EXERCISE GOAL – What is the count of lines that hold the word "лимона"? Give only the number.

*-*-*

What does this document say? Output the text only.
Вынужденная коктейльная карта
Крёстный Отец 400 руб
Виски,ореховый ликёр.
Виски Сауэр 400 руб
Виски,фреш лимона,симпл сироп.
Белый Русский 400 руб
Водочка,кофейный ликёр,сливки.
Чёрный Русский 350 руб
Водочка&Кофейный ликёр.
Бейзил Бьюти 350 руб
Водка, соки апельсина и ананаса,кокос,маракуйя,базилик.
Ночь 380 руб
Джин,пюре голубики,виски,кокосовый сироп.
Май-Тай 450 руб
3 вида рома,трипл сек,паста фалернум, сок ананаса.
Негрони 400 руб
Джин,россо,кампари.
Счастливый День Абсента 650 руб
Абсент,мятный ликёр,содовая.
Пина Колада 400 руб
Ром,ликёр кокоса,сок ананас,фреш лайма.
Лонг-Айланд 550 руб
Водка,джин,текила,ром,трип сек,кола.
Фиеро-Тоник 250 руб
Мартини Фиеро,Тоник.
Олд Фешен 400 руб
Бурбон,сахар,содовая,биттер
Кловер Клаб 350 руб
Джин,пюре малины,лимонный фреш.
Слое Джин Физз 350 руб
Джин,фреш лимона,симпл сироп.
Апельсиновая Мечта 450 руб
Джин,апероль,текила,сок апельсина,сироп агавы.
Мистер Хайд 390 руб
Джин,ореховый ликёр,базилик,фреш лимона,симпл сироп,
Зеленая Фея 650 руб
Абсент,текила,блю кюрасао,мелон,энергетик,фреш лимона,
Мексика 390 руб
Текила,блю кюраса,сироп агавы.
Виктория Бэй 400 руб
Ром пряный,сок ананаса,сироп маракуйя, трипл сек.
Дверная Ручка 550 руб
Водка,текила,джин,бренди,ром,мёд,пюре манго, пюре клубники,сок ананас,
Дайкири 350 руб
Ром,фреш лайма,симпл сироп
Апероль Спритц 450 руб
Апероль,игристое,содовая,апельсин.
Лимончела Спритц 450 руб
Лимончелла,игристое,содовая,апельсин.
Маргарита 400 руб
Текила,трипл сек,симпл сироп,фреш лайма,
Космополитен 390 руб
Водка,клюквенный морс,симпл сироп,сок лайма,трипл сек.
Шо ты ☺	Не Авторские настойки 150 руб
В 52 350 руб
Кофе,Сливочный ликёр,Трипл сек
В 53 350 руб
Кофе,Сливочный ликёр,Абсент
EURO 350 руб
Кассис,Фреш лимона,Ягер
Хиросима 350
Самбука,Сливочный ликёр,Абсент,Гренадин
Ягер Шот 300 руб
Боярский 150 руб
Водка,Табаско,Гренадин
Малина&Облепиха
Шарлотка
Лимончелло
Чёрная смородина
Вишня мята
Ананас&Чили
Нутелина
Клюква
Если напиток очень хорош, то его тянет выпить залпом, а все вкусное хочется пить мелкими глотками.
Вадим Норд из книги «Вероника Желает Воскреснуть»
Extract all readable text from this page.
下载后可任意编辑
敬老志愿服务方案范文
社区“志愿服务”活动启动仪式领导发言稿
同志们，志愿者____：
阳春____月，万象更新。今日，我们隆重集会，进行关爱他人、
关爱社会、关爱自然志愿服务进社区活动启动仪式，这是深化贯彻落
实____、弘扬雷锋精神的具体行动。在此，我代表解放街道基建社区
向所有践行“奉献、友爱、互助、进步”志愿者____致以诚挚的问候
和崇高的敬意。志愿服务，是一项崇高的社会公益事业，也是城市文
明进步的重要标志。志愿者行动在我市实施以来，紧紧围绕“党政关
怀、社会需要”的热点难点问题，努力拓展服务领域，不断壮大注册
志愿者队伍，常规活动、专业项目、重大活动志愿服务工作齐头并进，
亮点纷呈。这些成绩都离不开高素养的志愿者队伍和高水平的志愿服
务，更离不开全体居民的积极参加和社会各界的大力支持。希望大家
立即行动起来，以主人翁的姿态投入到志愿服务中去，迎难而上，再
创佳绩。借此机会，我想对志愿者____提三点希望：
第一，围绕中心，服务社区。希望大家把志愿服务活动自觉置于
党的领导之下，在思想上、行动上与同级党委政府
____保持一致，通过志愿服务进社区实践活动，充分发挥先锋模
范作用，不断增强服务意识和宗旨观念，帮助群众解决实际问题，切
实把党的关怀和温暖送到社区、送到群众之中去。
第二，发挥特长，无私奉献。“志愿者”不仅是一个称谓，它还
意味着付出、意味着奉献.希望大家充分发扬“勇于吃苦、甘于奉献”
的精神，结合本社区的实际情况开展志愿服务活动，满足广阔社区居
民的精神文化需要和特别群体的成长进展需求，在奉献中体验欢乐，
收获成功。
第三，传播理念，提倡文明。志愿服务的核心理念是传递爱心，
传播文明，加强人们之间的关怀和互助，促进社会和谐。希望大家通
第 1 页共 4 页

*-*-*

CORRECT ANSWER – 5